GIVEN PROBLEM: Below are the records. List every line holding the word "text".

[Records]
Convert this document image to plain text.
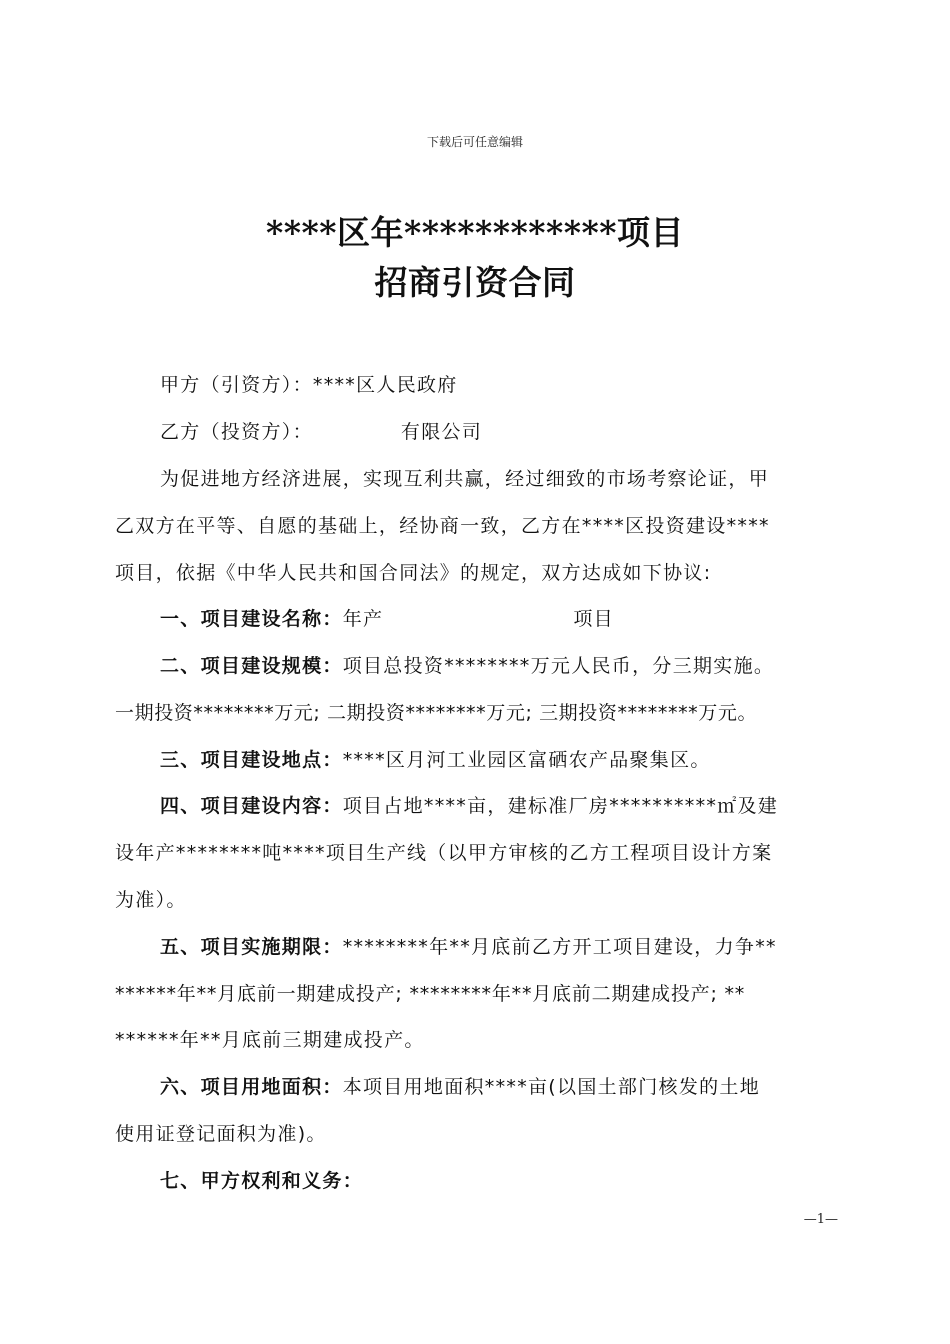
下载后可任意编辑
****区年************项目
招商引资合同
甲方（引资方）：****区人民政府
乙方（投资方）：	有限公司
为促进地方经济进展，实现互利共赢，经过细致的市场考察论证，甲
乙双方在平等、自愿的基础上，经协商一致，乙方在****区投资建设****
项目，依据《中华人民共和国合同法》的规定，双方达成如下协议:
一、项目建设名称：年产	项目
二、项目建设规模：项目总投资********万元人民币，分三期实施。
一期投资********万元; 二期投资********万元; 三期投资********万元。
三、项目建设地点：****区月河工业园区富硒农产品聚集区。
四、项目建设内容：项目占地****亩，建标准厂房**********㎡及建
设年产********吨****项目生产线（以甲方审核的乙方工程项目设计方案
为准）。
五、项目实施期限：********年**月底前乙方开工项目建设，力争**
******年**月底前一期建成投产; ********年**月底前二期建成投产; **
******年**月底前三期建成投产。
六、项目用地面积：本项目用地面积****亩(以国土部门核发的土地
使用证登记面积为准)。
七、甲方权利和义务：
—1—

---

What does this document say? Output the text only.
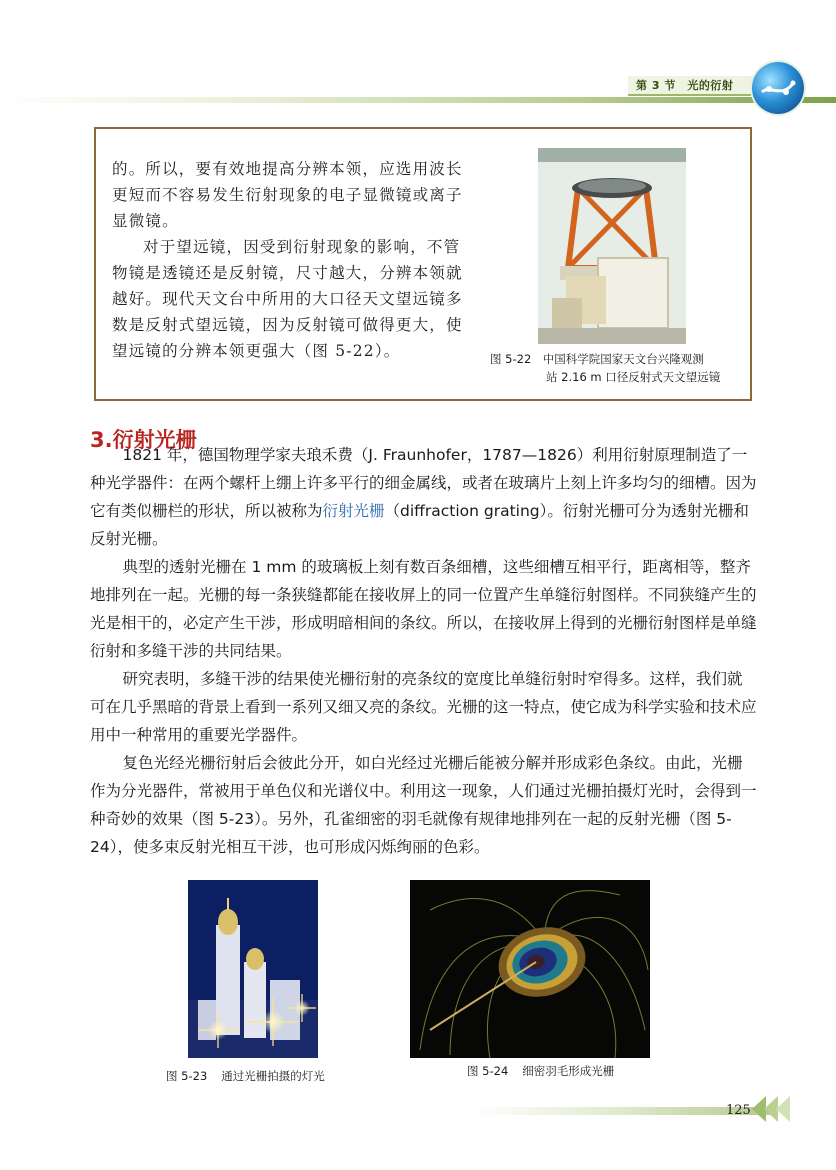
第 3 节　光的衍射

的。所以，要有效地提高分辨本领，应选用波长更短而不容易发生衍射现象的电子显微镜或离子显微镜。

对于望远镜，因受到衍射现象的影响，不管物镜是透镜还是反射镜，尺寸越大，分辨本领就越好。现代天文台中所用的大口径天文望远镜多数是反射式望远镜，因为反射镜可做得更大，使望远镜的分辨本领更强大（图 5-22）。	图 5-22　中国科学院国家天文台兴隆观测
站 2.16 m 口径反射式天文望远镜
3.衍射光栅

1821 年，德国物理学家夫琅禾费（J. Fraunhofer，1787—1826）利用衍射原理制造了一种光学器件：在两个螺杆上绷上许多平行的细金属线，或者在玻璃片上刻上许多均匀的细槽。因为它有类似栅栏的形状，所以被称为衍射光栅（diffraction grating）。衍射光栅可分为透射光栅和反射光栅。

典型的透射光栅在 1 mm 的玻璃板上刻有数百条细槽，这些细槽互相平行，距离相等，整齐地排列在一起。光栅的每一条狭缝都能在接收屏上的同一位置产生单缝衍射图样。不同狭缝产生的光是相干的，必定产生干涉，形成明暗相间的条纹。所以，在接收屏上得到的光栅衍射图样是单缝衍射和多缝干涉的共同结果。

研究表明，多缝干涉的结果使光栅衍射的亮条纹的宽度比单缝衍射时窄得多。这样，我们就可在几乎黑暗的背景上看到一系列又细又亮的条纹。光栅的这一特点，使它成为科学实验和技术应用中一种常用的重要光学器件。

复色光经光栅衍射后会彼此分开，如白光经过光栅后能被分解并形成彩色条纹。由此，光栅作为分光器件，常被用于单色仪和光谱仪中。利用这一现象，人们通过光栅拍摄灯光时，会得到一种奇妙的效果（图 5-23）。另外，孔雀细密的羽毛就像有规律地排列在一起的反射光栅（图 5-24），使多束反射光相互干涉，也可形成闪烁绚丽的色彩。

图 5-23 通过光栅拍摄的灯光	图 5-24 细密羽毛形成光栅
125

SOLVED PROBLEM:
Convert this document image to plain text.
What does this document say? Output the text only.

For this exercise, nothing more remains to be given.